**Dataset extract:**
--------

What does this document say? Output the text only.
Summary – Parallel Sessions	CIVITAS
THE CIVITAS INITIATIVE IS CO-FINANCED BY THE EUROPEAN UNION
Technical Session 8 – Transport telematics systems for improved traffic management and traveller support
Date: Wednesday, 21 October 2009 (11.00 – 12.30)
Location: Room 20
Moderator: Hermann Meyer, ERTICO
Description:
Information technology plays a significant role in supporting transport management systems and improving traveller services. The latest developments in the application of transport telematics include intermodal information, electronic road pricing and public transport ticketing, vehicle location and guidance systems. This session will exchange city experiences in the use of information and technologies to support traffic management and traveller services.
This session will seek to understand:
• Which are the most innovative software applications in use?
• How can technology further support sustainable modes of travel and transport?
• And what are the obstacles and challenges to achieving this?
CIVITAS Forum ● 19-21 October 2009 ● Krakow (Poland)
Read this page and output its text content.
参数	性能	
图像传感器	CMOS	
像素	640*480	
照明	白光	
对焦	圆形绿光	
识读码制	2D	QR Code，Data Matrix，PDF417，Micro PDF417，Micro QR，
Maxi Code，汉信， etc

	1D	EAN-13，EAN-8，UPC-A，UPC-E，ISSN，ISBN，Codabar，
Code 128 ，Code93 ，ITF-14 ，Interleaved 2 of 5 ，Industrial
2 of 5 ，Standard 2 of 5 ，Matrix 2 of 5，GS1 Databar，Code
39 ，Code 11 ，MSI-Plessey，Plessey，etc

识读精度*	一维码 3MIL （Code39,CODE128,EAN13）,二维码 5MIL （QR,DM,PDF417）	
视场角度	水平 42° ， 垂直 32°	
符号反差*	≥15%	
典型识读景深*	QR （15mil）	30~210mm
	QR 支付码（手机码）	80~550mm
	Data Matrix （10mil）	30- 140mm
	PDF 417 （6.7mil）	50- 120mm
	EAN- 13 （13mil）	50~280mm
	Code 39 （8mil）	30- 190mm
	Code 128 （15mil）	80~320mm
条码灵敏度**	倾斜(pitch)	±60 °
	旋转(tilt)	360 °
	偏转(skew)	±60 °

--------

**Challenge:**
From the records above, extract every entry verbatim.

**Answer to this task:**
What does this document say? Output the text only.
Summary – Parallel Sessions	CIVITAS
THE CIVITAS INITIATIVE IS CO-FINANCED BY THE EUROPEAN UNION
Technical Session 8 – Transport telematics systems for improved traffic management and traveller support
Date: Wednesday, 21 October 2009 (11.00 – 12.30)
Location: Room 20
Moderator: Hermann Meyer, ERTICO
Description:
Information technology plays a significant role in supporting transport management systems and improving traveller services. The latest developments in the application of transport telematics include intermodal information, electronic road pricing and public transport ticketing, vehicle location and guidance systems. This session will exchange city experiences in the use of information and technologies to support traffic management and traveller services.
This session will seek to understand:
• Which are the most innovative software applications in use?
• How can technology further support sustainable modes of travel and transport?
• And what are the obstacles and challenges to achieving this?
CIVITAS Forum ● 19-21 October 2009 ● Krakow (Poland)
Read this page and output its text content.
参数	性能	
图像传感器	CMOS	
像素	640*480	
照明	白光	
对焦	圆形绿光	
识读码制	2D	QR Code，Data Matrix，PDF417，Micro PDF417，Micro QR，
Maxi Code，汉信， etc

	1D	EAN-13，EAN-8，UPC-A，UPC-E，ISSN，ISBN，Codabar，
Code 128 ，Code93 ，ITF-14 ，Interleaved 2 of 5 ，Industrial
2 of 5 ，Standard 2 of 5 ，Matrix 2 of 5，GS1 Databar，Code
39 ，Code 11 ，MSI-Plessey，Plessey，etc

识读精度*	一维码 3MIL （Code39,CODE128,EAN13）,二维码 5MIL （QR,DM,PDF417）	
视场角度	水平 42° ， 垂直 32°	
符号反差*	≥15%	
典型识读景深*	QR （15mil）	30~210mm
	QR 支付码（手机码）	80~550mm
	Data Matrix （10mil）	30- 140mm
	PDF 417 （6.7mil）	50- 120mm
	EAN- 13 （13mil）	50~280mm
	Code 39 （8mil）	30- 190mm
	Code 128 （15mil）	80~320mm
条码灵敏度**	倾斜(pitch)	±60 °
	旋转(tilt)	360 °
	偏转(skew)	±60 °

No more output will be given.